* Exercise brief *
An exact copy of every record is required.
*** Data records Section Begins ***
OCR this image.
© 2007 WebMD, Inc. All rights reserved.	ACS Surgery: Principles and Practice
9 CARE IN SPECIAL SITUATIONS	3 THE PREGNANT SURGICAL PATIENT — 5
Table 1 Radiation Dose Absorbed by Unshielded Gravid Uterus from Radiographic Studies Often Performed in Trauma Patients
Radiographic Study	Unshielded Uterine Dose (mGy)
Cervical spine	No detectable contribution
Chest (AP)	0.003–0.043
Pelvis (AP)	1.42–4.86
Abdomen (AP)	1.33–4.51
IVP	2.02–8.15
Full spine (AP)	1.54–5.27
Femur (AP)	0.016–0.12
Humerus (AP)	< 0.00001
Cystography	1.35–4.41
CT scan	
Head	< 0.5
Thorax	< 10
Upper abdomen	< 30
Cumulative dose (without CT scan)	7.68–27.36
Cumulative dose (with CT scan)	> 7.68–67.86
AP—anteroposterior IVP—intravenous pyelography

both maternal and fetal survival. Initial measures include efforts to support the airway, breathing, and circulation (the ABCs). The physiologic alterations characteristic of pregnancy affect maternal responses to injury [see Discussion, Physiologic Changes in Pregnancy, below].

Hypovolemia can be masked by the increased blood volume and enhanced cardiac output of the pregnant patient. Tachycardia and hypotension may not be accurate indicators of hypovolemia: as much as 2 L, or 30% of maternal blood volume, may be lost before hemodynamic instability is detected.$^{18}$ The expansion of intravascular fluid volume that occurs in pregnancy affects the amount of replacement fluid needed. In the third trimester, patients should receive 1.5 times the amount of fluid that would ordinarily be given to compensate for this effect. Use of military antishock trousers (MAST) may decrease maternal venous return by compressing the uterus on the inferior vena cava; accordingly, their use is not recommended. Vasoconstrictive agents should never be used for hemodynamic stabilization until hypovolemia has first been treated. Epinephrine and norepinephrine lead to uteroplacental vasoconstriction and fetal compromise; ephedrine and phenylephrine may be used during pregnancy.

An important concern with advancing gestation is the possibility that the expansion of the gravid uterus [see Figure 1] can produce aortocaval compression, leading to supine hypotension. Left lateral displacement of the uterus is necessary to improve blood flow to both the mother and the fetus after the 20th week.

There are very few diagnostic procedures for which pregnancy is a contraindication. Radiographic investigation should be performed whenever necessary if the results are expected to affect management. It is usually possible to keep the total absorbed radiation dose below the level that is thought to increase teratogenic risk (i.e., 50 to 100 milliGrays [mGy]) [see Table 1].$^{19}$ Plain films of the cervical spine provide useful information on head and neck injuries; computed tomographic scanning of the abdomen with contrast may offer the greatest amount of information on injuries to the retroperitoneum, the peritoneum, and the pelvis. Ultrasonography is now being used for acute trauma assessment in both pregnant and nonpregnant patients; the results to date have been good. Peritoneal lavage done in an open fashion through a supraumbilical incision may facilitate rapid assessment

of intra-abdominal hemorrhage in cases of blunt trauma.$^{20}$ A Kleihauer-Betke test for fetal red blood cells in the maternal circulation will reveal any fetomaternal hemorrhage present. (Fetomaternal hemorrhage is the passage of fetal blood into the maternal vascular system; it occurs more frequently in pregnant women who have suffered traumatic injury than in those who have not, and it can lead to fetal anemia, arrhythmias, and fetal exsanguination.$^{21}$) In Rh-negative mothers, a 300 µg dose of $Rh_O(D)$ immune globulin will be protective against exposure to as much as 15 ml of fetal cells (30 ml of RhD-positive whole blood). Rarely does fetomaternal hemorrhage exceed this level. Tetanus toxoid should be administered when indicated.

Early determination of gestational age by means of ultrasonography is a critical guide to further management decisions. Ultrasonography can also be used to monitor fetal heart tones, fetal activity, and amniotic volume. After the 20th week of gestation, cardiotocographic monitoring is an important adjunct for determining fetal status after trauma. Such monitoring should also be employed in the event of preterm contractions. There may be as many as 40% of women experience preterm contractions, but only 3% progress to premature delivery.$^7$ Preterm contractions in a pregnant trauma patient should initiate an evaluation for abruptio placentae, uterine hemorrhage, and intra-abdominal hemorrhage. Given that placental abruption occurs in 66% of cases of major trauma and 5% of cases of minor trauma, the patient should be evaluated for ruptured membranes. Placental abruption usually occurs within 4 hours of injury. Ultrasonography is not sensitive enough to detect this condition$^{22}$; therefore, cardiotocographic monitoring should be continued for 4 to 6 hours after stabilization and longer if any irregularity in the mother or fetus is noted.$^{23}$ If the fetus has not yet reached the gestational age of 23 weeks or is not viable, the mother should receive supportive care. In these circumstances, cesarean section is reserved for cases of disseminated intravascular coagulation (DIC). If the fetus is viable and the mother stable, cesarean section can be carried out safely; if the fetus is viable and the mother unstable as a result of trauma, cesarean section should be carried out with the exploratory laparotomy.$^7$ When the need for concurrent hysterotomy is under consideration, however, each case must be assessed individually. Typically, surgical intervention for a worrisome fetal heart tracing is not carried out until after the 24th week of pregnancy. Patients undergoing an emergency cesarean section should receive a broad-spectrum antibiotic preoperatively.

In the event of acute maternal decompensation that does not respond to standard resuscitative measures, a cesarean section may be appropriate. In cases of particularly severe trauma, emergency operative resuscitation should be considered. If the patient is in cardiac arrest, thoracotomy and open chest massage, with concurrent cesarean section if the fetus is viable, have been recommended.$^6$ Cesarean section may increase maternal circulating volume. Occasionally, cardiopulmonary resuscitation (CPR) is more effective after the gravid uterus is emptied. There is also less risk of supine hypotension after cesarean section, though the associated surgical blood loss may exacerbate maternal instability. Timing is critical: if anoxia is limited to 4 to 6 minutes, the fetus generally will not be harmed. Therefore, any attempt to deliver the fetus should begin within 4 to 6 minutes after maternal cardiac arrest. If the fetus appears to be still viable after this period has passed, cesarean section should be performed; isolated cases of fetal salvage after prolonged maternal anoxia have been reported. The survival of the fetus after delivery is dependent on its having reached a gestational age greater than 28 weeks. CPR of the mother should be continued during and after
*** Data records Section Ends ***
* Solution *
OCR this image.
© 2007 WebMD, Inc. All rights reserved.	ACS Surgery: Principles and Practice
9 CARE IN SPECIAL SITUATIONS	3 THE PREGNANT SURGICAL PATIENT — 5
Table 1 Radiation Dose Absorbed by Unshielded Gravid Uterus from Radiographic Studies Often Performed in Trauma Patients
Radiographic Study	Unshielded Uterine Dose (mGy)
Cervical spine	No detectable contribution
Chest (AP)	0.003–0.043
Pelvis (AP)	1.42–4.86
Abdomen (AP)	1.33–4.51
IVP	2.02–8.15
Full spine (AP)	1.54–5.27
Femur (AP)	0.016–0.12
Humerus (AP)	< 0.00001
Cystography	1.35–4.41
CT scan	
Head	< 0.5
Thorax	< 10
Upper abdomen	< 30
Cumulative dose (without CT scan)	7.68–27.36
Cumulative dose (with CT scan)	> 7.68–67.86
AP—anteroposterior IVP—intravenous pyelography

both maternal and fetal survival. Initial measures include efforts to support the airway, breathing, and circulation (the ABCs). The physiologic alterations characteristic of pregnancy affect maternal responses to injury [see Discussion, Physiologic Changes in Pregnancy, below].

Hypovolemia can be masked by the increased blood volume and enhanced cardiac output of the pregnant patient. Tachycardia and hypotension may not be accurate indicators of hypovolemia: as much as 2 L, or 30% of maternal blood volume, may be lost before hemodynamic instability is detected.$^{18}$ The expansion of intravascular fluid volume that occurs in pregnancy affects the amount of replacement fluid needed. In the third trimester, patients should receive 1.5 times the amount of fluid that would ordinarily be given to compensate for this effect. Use of military antishock trousers (MAST) may decrease maternal venous return by compressing the uterus on the inferior vena cava; accordingly, their use is not recommended. Vasoconstrictive agents should never be used for hemodynamic stabilization until hypovolemia has first been treated. Epinephrine and norepinephrine lead to uteroplacental vasoconstriction and fetal compromise; ephedrine and phenylephrine may be used during pregnancy.

An important concern with advancing gestation is the possibility that the expansion of the gravid uterus [see Figure 1] can produce aortocaval compression, leading to supine hypotension. Left lateral displacement of the uterus is necessary to improve blood flow to both the mother and the fetus after the 20th week.

There are very few diagnostic procedures for which pregnancy is a contraindication. Radiographic investigation should be performed whenever necessary if the results are expected to affect management. It is usually possible to keep the total absorbed radiation dose below the level that is thought to increase teratogenic risk (i.e., 50 to 100 milliGrays [mGy]) [see Table 1].$^{19}$ Plain films of the cervical spine provide useful information on head and neck injuries; computed tomographic scanning of the abdomen with contrast may offer the greatest amount of information on injuries to the retroperitoneum, the peritoneum, and the pelvis. Ultrasonography is now being used for acute trauma assessment in both pregnant and nonpregnant patients; the results to date have been good. Peritoneal lavage done in an open fashion through a supraumbilical incision may facilitate rapid assessment

of intra-abdominal hemorrhage in cases of blunt trauma.$^{20}$ A Kleihauer-Betke test for fetal red blood cells in the maternal circulation will reveal any fetomaternal hemorrhage present. (Fetomaternal hemorrhage is the passage of fetal blood into the maternal vascular system; it occurs more frequently in pregnant women who have suffered traumatic injury than in those who have not, and it can lead to fetal anemia, arrhythmias, and fetal exsanguination.$^{21}$) In Rh-negative mothers, a 300 µg dose of $Rh_O(D)$ immune globulin will be protective against exposure to as much as 15 ml of fetal cells (30 ml of RhD-positive whole blood). Rarely does fetomaternal hemorrhage exceed this level. Tetanus toxoid should be administered when indicated.

Early determination of gestational age by means of ultrasonography is a critical guide to further management decisions. Ultrasonography can also be used to monitor fetal heart tones, fetal activity, and amniotic volume. After the 20th week of gestation, cardiotocographic monitoring is an important adjunct for determining fetal status after trauma. Such monitoring should also be employed in the event of preterm contractions. There may be as many as 40% of women experience preterm contractions, but only 3% progress to premature delivery.$^7$ Preterm contractions in a pregnant trauma patient should initiate an evaluation for abruptio placentae, uterine hemorrhage, and intra-abdominal hemorrhage. Given that placental abruption occurs in 66% of cases of major trauma and 5% of cases of minor trauma, the patient should be evaluated for ruptured membranes. Placental abruption usually occurs within 4 hours of injury. Ultrasonography is not sensitive enough to detect this condition$^{22}$; therefore, cardiotocographic monitoring should be continued for 4 to 6 hours after stabilization and longer if any irregularity in the mother or fetus is noted.$^{23}$ If the fetus has not yet reached the gestational age of 23 weeks or is not viable, the mother should receive supportive care. In these circumstances, cesarean section is reserved for cases of disseminated intravascular coagulation (DIC). If the fetus is viable and the mother stable, cesarean section can be carried out safely; if the fetus is viable and the mother unstable as a result of trauma, cesarean section should be carried out with the exploratory laparotomy.$^7$ When the need for concurrent hysterotomy is under consideration, however, each case must be assessed individually. Typically, surgical intervention for a worrisome fetal heart tracing is not carried out until after the 24th week of pregnancy. Patients undergoing an emergency cesarean section should receive a broad-spectrum antibiotic preoperatively.

In the event of acute maternal decompensation that does not respond to standard resuscitative measures, a cesarean section may be appropriate. In cases of particularly severe trauma, emergency operative resuscitation should be considered. If the patient is in cardiac arrest, thoracotomy and open chest massage, with concurrent cesarean section if the fetus is viable, have been recommended.$^6$ Cesarean section may increase maternal circulating volume. Occasionally, cardiopulmonary resuscitation (CPR) is more effective after the gravid uterus is emptied. There is also less risk of supine hypotension after cesarean section, though the associated surgical blood loss may exacerbate maternal instability. Timing is critical: if anoxia is limited to 4 to 6 minutes, the fetus generally will not be harmed. Therefore, any attempt to deliver the fetus should begin within 4 to 6 minutes after maternal cardiac arrest. If the fetus appears to be still viable after this period has passed, cesarean section should be performed; isolated cases of fetal salvage after prolonged maternal anoxia have been reported. The survival of the fetus after delivery is dependent on its having reached a gestational age greater than 28 weeks. CPR of the mother should be continued during and after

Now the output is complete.